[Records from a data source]
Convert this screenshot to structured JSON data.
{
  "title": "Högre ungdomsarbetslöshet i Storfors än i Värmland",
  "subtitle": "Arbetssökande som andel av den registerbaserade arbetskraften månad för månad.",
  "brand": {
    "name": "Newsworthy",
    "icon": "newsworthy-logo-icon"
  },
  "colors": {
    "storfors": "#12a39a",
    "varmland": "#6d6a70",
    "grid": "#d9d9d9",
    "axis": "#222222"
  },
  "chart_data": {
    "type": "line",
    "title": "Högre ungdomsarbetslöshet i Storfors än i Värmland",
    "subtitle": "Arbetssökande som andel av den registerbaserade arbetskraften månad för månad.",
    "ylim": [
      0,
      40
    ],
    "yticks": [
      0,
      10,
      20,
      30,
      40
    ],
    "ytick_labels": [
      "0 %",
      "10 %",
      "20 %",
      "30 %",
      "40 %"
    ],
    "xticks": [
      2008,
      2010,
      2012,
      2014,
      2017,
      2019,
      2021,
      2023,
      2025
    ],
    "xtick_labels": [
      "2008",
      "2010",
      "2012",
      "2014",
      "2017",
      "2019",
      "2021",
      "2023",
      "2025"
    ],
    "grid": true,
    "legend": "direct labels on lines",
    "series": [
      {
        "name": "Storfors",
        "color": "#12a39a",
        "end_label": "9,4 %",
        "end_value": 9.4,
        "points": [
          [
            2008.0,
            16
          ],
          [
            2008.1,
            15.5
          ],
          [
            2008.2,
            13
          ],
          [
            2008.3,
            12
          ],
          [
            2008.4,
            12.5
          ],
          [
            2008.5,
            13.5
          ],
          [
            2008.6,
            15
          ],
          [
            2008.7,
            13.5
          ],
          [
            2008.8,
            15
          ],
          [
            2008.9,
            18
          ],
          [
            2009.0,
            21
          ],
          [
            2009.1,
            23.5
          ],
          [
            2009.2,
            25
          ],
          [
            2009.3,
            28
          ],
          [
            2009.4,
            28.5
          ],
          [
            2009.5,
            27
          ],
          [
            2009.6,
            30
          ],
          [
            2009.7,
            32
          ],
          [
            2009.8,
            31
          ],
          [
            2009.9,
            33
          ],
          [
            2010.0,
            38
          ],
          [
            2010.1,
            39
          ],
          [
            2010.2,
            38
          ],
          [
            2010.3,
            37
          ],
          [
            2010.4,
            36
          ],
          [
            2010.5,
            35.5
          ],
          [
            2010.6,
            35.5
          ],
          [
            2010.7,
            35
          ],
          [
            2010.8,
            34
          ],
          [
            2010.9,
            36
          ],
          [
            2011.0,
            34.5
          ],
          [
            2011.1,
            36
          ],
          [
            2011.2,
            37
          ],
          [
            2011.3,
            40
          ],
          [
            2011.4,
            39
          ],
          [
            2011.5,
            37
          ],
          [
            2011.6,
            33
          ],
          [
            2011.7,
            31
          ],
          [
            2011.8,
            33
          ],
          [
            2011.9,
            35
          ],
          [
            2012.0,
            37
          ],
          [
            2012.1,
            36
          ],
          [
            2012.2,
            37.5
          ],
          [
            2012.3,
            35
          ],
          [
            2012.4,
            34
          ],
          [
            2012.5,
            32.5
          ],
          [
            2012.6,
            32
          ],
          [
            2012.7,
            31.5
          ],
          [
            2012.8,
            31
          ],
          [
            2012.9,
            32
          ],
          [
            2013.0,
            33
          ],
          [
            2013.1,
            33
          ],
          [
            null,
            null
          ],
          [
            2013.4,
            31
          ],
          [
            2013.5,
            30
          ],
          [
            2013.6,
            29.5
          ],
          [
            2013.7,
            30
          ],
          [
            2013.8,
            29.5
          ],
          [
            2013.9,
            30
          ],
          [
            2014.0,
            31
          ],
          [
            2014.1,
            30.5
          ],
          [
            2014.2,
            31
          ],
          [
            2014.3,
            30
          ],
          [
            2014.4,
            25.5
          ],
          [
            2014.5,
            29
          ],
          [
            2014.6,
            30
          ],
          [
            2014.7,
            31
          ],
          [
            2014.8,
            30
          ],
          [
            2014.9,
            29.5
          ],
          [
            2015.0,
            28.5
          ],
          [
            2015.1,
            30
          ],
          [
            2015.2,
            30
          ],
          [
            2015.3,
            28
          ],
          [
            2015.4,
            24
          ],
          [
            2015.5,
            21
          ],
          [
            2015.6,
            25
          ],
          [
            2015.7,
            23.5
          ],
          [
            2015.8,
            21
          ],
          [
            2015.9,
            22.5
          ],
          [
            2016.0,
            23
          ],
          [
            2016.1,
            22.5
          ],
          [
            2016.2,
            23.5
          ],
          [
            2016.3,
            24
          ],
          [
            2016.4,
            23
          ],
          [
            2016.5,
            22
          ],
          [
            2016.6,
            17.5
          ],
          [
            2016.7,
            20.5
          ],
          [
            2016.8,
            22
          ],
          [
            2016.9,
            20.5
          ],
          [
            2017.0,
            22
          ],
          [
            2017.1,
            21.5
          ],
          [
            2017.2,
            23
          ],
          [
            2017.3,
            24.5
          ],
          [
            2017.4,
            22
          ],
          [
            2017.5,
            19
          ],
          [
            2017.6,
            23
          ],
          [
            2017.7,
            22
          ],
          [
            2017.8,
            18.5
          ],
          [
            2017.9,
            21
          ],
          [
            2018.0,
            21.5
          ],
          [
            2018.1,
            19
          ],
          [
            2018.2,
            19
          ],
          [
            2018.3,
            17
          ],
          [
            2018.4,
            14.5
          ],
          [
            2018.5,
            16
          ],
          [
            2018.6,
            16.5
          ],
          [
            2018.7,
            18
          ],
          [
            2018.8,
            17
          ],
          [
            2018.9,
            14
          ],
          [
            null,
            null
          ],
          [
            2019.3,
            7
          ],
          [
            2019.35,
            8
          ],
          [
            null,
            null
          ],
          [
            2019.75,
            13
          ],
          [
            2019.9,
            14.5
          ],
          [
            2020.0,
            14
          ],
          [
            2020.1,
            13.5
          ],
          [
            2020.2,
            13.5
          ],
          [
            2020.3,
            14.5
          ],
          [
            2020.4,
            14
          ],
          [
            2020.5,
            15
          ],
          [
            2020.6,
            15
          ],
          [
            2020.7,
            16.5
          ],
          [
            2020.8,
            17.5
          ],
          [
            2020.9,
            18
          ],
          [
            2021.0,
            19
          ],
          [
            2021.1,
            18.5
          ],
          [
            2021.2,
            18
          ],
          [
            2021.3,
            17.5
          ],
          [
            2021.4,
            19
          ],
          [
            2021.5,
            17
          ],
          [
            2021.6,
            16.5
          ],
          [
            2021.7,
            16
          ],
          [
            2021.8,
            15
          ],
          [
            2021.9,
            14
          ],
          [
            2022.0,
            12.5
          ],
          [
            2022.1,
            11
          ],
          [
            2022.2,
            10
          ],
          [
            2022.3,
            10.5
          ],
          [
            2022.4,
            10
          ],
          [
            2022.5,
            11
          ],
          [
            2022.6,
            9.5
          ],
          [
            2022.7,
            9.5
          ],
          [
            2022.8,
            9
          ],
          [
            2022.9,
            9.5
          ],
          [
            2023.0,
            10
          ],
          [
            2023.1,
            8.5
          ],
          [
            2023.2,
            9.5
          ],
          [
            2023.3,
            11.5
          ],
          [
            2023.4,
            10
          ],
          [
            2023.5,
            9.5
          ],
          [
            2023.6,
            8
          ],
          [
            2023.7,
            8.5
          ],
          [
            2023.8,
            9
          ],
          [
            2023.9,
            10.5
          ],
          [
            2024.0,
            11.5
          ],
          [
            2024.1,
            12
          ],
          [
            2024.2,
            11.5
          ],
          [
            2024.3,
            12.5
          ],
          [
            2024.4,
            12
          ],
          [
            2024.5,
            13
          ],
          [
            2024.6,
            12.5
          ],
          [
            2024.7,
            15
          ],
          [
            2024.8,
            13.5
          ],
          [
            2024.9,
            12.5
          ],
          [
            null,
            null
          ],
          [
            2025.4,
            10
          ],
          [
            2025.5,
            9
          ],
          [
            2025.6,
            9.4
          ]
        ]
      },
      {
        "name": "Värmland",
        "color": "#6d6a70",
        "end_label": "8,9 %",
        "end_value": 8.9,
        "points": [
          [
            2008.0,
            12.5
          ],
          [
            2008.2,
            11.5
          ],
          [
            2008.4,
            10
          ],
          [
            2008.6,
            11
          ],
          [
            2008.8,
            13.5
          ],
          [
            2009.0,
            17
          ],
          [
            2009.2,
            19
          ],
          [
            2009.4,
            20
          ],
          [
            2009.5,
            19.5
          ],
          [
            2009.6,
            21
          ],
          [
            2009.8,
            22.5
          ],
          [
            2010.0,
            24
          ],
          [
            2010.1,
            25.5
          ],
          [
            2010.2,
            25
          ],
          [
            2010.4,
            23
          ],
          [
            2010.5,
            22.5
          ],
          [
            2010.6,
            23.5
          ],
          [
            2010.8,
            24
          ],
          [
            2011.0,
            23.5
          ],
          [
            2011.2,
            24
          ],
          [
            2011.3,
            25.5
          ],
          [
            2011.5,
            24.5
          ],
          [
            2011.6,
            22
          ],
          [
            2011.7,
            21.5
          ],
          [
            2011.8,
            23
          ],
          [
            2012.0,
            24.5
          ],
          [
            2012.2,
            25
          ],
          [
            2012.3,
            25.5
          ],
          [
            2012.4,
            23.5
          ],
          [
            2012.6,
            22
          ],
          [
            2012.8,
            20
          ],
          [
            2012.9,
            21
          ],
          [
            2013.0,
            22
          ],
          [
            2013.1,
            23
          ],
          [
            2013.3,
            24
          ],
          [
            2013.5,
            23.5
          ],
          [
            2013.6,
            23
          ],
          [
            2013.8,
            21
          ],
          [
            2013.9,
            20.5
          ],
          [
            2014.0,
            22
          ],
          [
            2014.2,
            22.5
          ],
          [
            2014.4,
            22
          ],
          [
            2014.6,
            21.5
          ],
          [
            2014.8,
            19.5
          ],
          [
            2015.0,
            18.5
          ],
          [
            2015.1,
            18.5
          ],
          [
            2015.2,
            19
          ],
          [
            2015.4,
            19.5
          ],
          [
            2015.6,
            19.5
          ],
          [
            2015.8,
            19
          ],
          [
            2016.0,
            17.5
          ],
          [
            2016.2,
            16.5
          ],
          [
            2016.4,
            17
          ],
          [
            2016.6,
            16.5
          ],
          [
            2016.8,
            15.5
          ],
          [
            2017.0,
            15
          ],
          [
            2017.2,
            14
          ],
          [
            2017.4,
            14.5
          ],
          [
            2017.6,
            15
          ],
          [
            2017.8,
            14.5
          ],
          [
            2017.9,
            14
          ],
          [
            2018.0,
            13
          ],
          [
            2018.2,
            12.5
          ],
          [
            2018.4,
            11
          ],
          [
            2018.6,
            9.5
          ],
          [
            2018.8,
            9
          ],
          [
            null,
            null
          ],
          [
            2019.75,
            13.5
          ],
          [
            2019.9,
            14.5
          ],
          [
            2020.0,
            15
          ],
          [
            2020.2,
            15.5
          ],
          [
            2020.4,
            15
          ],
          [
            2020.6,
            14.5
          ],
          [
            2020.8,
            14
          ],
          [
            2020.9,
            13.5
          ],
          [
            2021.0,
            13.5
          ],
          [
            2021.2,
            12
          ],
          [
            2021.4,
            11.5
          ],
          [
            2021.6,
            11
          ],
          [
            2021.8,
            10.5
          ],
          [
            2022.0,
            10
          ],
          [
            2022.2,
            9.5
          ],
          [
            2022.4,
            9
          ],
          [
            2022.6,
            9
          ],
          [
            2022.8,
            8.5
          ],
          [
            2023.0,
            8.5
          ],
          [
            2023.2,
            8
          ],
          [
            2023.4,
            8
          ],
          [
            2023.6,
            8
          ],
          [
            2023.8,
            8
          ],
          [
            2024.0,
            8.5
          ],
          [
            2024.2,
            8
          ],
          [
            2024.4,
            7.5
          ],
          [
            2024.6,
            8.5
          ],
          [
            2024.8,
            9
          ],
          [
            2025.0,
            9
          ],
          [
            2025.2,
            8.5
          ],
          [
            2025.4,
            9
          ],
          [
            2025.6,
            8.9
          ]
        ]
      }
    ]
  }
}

* **Work instructions**
Look over the material above and show each line where "name" appears.

* **Exercise result**
    "name": "Newsworthy",
        "name": "Storfors",
        "name": "Värmland",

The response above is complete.